* What is needed: Using the entries that follow, collect the lines where the word "многодетным" appears.

* Excerpted records:

^^^^^^^^

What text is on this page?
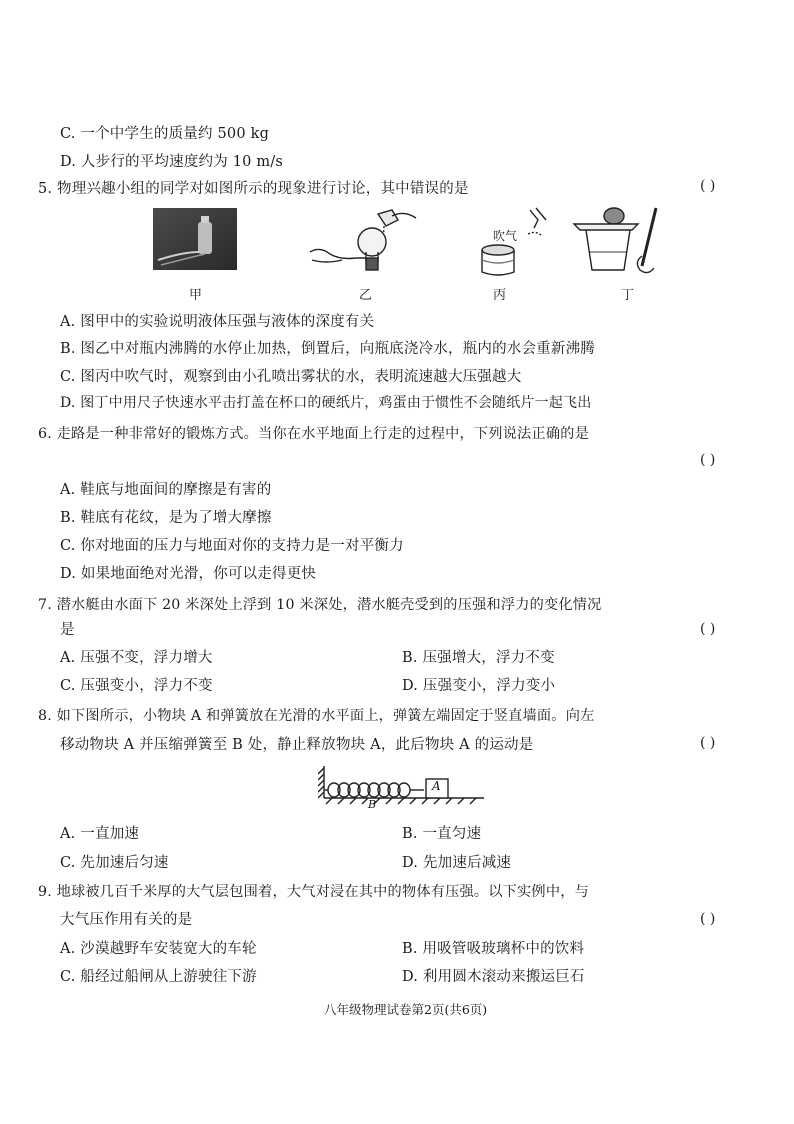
C. 一个中学生的质量约 500 kg
D. 人步行的平均速度约为 10 m/s
5. 物理兴趣小组的同学对如图所示的现象进行讨论，其中错误的是	( )
甲	乙
吹气
丙	丁
A. 图甲中的实验说明液体压强与液体的深度有关
B. 图乙中对瓶内沸腾的水停止加热，倒置后，向瓶底浇冷水，瓶内的水会重新沸腾
C. 图丙中吹气时，观察到由小孔喷出雾状的水，表明流速越大压强越大
D. 图丁中用尺子快速水平击打盖在杯口的硬纸片，鸡蛋由于惯性不会随纸片一起飞出
6. 走路是一种非常好的锻炼方式。当你在水平地面上行走的过程中，下列说法正确的是
( )
A. 鞋底与地面间的摩擦是有害的
B. 鞋底有花纹，是为了增大摩擦
C. 你对地面的压力与地面对你的支持力是一对平衡力
D. 如果地面绝对光滑，你可以走得更快
7. 潜水艇由水面下 20 米深处上浮到 10 米深处，潜水艇壳受到的压强和浮力的变化情况
是	( )
A. 压强不变，浮力增大	B. 压强增大，浮力不变
C. 压强变小，浮力不变	D. 压强变小，浮力变小
8. 如下图所示，小物块 A 和弹簧放在光滑的水平面上，弹簧左端固定于竖直墙面。向左
移动物块 A 并压缩弹簧至 B 处，静止释放物块 A，此后物块 A 的运动是	( )
A
B
A. 一直加速	B. 一直匀速
C. 先加速后匀速	D. 先加速后减速
9. 地球被几百千米厚的大气层包围着，大气对浸在其中的物体有压强。以下实例中，与
大气压作用有关的是	( )
A. 沙漠越野车安装宽大的车轮	B. 用吸管吸玻璃杯中的饮料
C. 船经过船闸从上游驶往下游	D. 利用圆木滚动来搬运巨石
八年级物理试卷第2页(共6页)
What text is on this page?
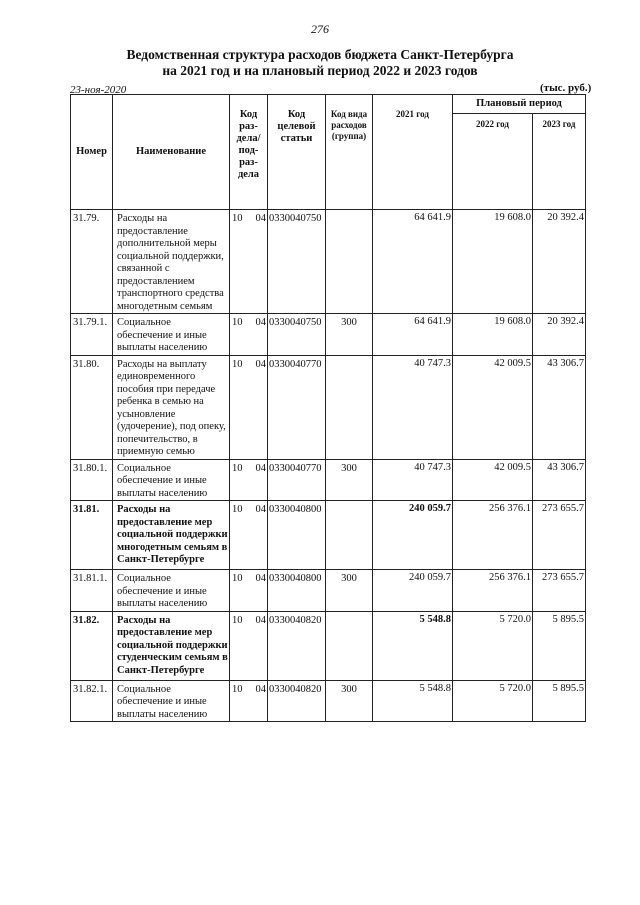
276
Ведомственная структура расходов бюджета Санкт-Петербурга
на 2021 год и на плановый период 2022 и 2023 годов
23-ноя-2020	(тыс. руб.)
Номер	Наименование	Код раз-дела/ под-раз-дела	Код целевой статьи	Код вида расходов (группа)	2021 год	Плановый период	
						2022 год	2023 год
31.79.	Расходы на предоставление дополнительной меры социальной поддержки, связанной с предоставлением транспортного средства многодетным семьям	10 04	0330040750		64 641.9	19 608.0	20 392.4
31.79.1.	Социальное обеспечение и иные выплаты населению	10 04	0330040750	300	64 641.9	19 608.0	20 392.4
31.80.	Расходы на выплату единовременного пособия при передаче ребенка в семью на усыновление (удочерение), под опеку, попечительство, в приемную семью	10 04	0330040770		40 747.3	42 009.5	43 306.7
31.80.1.	Социальное обеспечение и иные выплаты населению	10 04	0330040770	300	40 747.3	42 009.5	43 306.7
31.81.	Расходы на предоставление мер социальной поддержки многодетным семьям в Санкт-Петербурге	10 04	0330040800		240 059.7	256 376.1	273 655.7
31.81.1.	Социальное обеспечение и иные выплаты населению	10 04	0330040800	300	240 059.7	256 376.1	273 655.7
31.82.	Расходы на предоставление мер социальной поддержки студенческим семьям в Санкт-Петербурге	10 04	0330040820		5 548.8	5 720.0	5 895.5
31.82.1.	Социальное обеспечение и иные выплаты населению	10 04	0330040820	300	5 548.8	5 720.0	5 895.5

^^^^^^^^

* Answer in full:
31.79.	Расходы на предоставление дополнительной меры социальной поддержки, связанной с предоставлением транспортного средства многодетным семьям	10 04	0330040750		64 641.9	19 608.0	20 392.4
31.81.	Расходы на предоставление мер социальной поддержки многодетным семьям в Санкт-Петербурге	10 04	0330040800		240 059.7	256 376.1	273 655.7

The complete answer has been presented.